*AIM OF THE EXERCISE*. Take each line containing the word "一级下拉菜单背景颜色" and copy it.

====

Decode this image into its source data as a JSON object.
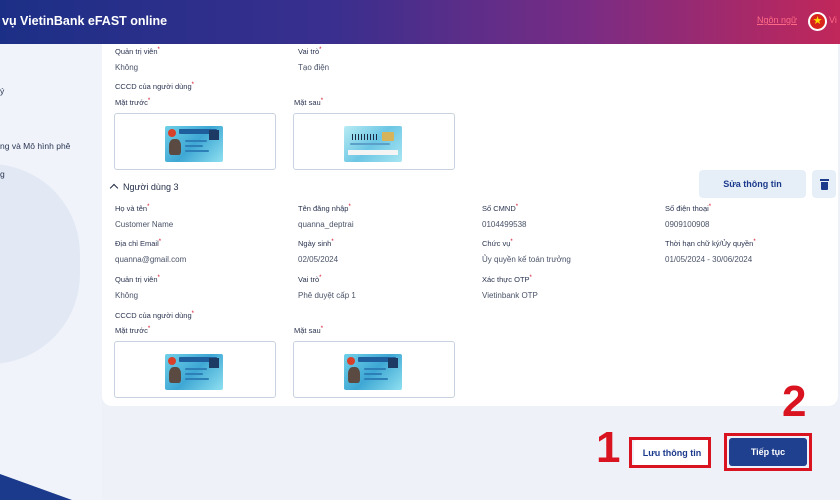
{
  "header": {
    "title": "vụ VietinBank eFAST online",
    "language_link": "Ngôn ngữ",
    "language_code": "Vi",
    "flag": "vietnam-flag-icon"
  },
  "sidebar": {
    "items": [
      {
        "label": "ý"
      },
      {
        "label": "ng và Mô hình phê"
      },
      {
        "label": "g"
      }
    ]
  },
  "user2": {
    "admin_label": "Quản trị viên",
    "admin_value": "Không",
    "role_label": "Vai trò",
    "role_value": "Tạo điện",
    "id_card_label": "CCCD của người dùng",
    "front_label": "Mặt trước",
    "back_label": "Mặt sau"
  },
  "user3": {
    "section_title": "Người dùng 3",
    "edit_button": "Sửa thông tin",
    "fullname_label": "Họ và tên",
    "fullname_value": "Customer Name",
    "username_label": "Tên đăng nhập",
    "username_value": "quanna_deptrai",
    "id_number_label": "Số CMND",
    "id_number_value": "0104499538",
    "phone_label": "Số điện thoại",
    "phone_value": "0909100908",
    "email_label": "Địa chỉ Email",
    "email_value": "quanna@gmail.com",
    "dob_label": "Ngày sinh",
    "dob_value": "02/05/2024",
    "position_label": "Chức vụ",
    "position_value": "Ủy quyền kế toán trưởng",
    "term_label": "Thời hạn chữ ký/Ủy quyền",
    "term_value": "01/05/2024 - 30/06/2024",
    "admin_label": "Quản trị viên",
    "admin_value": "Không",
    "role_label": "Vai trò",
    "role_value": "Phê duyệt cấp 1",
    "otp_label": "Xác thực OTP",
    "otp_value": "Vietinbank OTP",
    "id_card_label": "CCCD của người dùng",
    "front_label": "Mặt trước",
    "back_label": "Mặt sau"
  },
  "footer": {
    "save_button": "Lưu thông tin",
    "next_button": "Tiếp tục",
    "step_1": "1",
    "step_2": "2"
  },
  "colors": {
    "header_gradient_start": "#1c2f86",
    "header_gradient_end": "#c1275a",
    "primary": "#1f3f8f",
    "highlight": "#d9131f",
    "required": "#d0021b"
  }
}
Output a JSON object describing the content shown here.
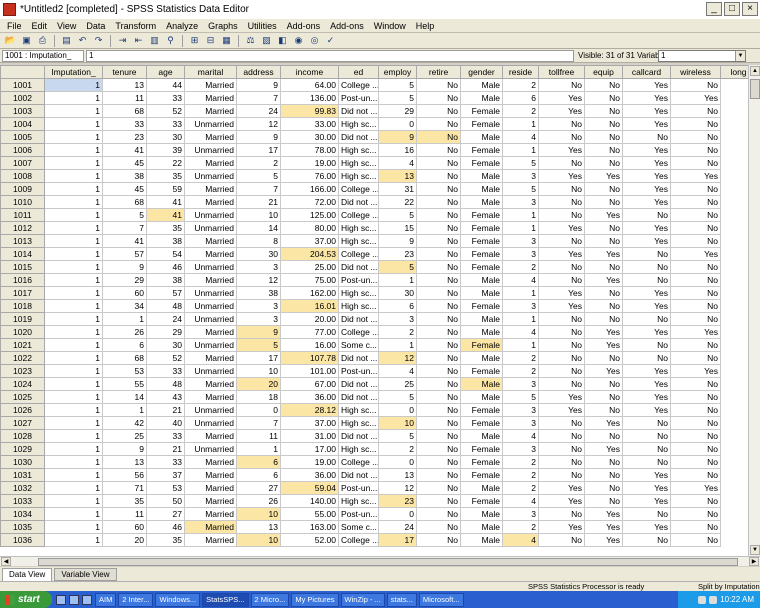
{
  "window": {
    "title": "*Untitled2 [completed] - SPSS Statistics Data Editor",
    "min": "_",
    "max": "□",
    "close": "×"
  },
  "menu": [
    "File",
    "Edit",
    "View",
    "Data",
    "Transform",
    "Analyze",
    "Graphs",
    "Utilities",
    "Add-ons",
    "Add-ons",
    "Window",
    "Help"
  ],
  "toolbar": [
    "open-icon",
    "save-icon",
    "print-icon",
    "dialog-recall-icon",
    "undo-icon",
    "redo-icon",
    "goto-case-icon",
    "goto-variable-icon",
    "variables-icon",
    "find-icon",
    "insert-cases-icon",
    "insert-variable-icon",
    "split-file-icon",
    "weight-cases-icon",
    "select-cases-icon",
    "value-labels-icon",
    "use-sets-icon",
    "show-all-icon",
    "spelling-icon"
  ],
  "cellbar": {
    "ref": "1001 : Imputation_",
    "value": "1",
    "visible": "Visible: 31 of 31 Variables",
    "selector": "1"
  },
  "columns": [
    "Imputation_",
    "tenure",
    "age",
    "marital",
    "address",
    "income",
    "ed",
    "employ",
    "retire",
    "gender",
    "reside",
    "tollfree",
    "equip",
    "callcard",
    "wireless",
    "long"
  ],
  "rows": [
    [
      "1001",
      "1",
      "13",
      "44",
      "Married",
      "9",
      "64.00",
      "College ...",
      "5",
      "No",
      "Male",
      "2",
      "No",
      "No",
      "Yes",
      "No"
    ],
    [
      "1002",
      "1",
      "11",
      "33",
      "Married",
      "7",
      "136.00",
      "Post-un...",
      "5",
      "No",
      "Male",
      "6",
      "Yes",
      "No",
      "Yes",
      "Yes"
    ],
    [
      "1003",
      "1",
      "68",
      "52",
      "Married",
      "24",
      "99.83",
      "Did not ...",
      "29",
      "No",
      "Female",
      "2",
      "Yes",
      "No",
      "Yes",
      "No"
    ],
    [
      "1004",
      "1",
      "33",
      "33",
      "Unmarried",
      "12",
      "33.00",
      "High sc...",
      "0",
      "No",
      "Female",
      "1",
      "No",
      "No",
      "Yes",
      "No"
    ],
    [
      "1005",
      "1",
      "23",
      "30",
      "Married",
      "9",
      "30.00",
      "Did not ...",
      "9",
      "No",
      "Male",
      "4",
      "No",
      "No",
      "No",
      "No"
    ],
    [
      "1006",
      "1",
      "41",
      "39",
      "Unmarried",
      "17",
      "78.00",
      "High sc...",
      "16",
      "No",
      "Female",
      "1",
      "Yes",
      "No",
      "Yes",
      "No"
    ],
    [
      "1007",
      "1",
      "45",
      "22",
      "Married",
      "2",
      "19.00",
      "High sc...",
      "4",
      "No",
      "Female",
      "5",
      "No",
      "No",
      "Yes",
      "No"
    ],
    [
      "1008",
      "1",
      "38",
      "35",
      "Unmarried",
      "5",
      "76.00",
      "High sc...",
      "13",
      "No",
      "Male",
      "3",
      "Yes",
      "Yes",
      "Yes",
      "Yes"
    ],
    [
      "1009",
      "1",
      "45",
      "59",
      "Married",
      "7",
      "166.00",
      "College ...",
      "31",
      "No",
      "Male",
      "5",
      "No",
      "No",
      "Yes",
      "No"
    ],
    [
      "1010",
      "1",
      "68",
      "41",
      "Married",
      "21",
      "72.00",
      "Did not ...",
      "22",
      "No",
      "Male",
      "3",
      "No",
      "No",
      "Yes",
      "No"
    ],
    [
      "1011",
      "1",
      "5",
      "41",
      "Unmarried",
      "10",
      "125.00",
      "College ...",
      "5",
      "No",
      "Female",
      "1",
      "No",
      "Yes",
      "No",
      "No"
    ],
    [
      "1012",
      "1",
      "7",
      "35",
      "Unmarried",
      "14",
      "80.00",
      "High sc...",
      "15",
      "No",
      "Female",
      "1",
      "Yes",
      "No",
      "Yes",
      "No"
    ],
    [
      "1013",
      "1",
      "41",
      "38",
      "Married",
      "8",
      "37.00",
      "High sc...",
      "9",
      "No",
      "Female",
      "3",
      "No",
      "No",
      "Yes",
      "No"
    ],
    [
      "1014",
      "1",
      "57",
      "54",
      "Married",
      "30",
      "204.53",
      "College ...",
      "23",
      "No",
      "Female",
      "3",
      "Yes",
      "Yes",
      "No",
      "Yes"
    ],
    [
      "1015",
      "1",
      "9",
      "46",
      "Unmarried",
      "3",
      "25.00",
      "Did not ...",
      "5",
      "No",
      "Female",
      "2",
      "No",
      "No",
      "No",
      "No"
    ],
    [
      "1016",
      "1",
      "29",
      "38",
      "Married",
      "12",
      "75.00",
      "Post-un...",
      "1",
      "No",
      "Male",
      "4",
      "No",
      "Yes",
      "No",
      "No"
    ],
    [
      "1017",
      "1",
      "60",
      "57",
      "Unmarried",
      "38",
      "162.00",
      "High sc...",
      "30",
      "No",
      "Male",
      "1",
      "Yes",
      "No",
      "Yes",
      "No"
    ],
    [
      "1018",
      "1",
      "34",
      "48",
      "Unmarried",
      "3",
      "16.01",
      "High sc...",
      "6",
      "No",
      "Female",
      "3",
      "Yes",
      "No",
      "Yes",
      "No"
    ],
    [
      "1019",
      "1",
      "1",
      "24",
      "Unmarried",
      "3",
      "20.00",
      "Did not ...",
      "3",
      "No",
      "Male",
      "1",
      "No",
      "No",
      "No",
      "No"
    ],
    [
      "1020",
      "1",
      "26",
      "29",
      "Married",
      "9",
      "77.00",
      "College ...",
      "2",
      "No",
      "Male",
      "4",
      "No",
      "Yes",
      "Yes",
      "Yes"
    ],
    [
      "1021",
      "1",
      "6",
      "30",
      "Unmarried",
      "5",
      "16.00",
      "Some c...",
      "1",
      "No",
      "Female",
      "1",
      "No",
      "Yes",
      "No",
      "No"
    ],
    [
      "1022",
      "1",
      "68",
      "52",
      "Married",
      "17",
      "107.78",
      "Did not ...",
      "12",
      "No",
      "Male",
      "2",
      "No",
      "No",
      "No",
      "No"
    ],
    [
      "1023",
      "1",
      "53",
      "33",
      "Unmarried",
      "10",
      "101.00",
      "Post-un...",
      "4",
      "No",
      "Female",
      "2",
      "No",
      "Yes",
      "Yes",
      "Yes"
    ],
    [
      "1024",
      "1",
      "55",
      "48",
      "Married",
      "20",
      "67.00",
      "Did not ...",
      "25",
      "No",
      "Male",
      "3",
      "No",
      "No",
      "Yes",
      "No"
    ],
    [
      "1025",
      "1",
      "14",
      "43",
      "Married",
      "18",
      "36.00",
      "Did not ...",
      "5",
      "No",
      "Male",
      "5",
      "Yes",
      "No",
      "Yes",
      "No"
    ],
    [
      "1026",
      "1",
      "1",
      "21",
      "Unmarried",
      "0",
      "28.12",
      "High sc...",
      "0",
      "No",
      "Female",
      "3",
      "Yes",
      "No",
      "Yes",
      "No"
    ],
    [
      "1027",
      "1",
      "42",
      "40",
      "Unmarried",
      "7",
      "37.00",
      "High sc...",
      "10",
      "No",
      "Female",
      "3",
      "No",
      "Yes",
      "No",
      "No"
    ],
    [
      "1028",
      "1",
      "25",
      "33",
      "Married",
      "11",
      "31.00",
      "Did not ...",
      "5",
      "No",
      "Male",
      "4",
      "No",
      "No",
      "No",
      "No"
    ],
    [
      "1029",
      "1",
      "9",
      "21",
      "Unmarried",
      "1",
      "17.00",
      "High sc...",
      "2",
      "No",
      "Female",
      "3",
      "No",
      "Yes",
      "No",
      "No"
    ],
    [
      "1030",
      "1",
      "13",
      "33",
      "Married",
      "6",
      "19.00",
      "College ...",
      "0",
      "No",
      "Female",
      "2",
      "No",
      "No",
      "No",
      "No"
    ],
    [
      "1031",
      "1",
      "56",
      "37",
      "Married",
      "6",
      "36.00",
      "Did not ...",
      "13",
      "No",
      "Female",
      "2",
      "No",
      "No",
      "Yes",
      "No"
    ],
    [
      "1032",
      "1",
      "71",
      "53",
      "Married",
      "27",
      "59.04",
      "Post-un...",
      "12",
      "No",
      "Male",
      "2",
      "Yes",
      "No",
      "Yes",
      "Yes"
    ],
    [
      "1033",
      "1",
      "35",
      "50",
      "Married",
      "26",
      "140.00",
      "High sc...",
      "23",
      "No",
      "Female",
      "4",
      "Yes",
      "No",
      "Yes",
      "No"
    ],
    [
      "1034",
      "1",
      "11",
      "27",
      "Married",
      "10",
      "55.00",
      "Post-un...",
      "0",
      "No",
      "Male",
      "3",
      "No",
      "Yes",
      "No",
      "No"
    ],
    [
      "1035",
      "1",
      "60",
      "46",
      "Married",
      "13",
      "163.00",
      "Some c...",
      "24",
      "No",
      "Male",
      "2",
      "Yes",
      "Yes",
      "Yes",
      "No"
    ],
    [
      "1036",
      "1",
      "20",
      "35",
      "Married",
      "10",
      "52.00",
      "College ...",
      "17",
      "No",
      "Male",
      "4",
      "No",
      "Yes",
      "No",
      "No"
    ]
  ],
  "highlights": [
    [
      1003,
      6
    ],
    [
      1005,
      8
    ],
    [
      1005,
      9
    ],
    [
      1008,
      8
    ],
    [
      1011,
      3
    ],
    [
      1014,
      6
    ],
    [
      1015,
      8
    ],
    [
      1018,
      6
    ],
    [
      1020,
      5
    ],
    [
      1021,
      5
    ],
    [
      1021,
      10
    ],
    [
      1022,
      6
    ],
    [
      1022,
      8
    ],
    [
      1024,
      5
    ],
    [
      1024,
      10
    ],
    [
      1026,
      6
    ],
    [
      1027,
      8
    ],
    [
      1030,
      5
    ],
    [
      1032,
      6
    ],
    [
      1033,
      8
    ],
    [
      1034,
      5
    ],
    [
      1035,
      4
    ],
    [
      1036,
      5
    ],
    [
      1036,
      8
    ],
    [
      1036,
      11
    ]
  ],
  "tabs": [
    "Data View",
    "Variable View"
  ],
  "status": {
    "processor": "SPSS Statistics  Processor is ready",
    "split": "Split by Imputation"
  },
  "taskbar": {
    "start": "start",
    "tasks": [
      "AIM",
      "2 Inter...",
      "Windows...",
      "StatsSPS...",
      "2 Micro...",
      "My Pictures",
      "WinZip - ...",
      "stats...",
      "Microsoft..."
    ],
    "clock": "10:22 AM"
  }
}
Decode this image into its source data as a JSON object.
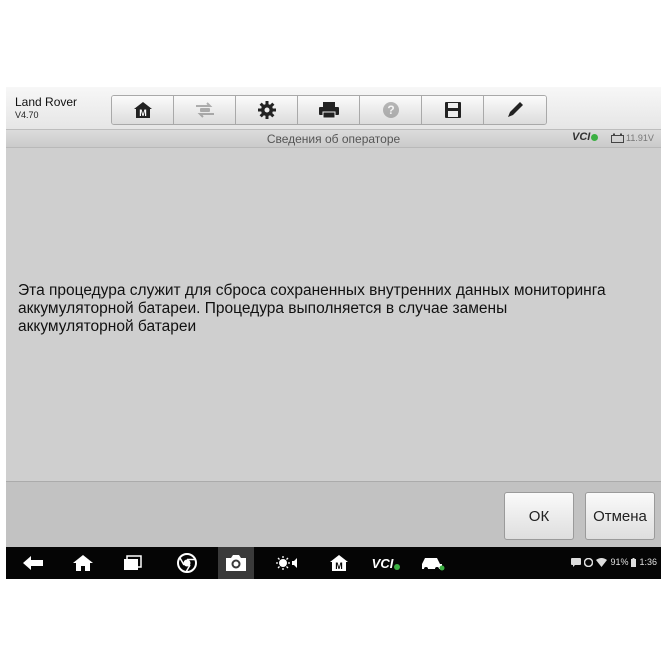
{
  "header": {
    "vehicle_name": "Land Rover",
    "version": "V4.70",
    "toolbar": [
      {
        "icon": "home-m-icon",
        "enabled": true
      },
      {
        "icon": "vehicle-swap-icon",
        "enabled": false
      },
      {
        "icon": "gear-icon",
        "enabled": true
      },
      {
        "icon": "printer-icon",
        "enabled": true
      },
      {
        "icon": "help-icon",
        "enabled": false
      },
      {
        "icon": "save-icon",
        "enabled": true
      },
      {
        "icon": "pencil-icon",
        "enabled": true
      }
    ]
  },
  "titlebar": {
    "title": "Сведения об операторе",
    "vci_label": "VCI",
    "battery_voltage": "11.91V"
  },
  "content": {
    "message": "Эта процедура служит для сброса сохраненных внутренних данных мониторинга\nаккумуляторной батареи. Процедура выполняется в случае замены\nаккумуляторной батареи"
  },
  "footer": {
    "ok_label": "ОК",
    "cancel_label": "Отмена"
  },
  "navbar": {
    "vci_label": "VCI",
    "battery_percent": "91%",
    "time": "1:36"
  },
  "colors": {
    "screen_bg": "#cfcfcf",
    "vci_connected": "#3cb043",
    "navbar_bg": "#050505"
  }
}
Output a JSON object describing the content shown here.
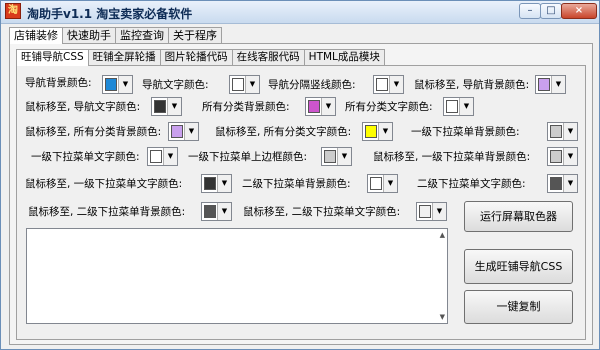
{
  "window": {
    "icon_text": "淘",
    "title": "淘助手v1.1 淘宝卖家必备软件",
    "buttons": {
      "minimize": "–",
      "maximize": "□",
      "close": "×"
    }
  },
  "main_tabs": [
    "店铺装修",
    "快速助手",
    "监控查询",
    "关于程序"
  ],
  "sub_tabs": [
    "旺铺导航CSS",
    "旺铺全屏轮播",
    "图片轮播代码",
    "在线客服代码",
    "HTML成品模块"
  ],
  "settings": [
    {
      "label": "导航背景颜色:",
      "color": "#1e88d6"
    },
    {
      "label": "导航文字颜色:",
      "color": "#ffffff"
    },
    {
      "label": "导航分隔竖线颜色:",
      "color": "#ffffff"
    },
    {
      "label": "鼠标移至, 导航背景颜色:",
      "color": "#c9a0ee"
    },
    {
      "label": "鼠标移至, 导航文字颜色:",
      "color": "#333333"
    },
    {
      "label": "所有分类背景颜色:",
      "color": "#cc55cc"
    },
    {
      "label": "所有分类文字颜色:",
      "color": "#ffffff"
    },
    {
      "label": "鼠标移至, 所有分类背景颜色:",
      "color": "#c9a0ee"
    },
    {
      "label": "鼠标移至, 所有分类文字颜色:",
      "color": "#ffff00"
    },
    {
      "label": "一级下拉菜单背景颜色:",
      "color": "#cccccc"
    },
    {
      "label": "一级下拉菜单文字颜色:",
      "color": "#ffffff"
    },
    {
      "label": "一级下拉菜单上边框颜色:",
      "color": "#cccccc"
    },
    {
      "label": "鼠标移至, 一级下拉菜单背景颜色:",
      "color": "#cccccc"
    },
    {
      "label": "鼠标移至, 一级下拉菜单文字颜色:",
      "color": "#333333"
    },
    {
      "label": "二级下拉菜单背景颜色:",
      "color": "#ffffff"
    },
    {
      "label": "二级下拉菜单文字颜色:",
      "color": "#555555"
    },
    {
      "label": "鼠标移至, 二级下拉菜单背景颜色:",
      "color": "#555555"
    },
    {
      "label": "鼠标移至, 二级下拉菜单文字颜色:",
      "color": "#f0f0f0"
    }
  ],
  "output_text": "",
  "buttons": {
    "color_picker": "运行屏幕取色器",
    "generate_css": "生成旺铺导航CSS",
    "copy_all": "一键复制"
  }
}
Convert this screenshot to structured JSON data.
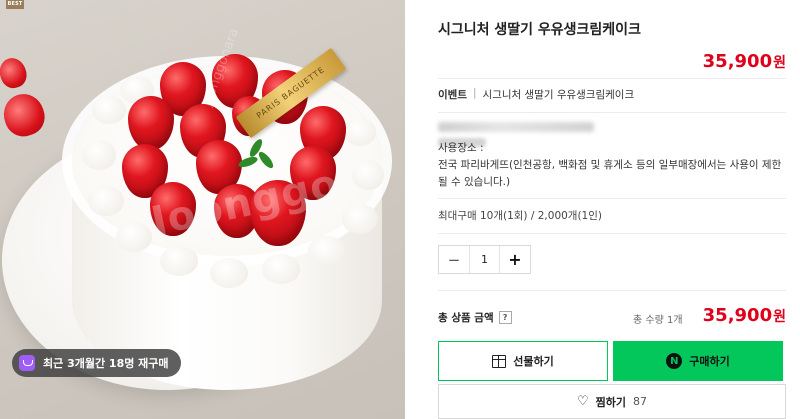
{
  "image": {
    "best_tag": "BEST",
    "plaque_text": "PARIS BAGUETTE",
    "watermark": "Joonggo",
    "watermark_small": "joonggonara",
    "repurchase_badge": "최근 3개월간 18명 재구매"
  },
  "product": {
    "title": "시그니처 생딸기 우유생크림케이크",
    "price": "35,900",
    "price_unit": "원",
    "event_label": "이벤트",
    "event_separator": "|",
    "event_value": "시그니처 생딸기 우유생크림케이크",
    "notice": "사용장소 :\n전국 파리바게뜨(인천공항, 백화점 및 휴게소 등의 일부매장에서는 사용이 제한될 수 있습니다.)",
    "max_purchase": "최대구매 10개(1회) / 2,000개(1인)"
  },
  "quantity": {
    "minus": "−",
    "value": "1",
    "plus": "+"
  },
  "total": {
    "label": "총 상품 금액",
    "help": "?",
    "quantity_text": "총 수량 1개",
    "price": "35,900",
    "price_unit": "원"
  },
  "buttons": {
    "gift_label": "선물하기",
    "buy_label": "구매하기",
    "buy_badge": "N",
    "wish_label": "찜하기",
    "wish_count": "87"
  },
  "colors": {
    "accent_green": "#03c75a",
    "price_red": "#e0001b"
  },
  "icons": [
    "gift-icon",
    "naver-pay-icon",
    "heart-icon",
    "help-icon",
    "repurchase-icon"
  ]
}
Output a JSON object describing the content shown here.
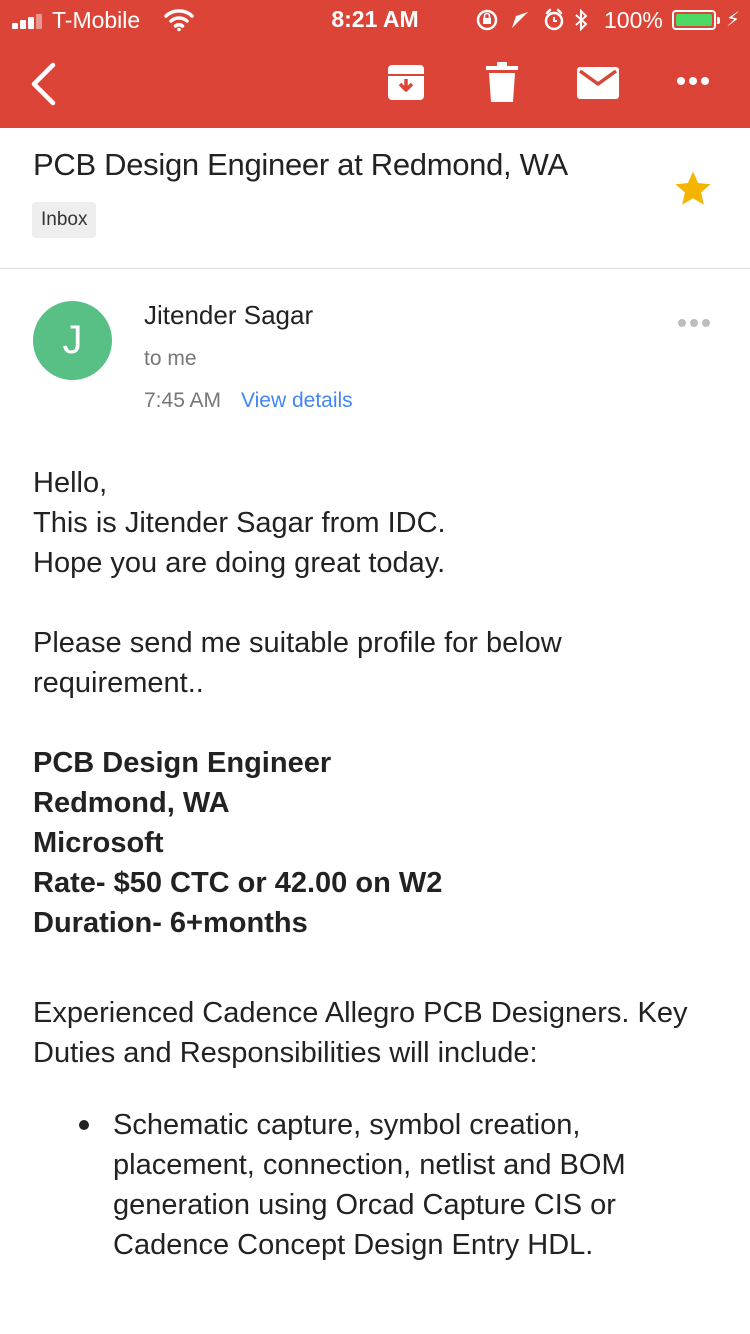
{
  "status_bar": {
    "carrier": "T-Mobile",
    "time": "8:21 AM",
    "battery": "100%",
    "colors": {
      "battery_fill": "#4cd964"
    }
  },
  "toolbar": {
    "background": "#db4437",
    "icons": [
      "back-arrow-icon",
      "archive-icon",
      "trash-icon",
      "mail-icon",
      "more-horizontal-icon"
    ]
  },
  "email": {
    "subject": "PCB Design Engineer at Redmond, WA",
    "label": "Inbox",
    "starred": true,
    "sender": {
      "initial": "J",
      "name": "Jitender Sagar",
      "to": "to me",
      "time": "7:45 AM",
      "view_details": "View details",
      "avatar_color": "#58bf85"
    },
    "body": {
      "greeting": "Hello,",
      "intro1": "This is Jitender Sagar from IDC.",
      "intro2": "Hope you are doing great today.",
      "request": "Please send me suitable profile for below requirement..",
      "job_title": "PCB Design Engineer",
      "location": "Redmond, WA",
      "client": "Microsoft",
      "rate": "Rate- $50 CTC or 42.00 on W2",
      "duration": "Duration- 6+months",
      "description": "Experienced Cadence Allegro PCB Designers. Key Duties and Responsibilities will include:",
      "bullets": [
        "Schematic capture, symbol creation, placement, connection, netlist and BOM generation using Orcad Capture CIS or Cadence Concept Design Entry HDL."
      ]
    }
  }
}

====

*COMPLETED TASK*.
      "label": "一级下拉菜单背景颜色:",
      "label": "鼠标移至, 一级下拉菜单背景颜色:",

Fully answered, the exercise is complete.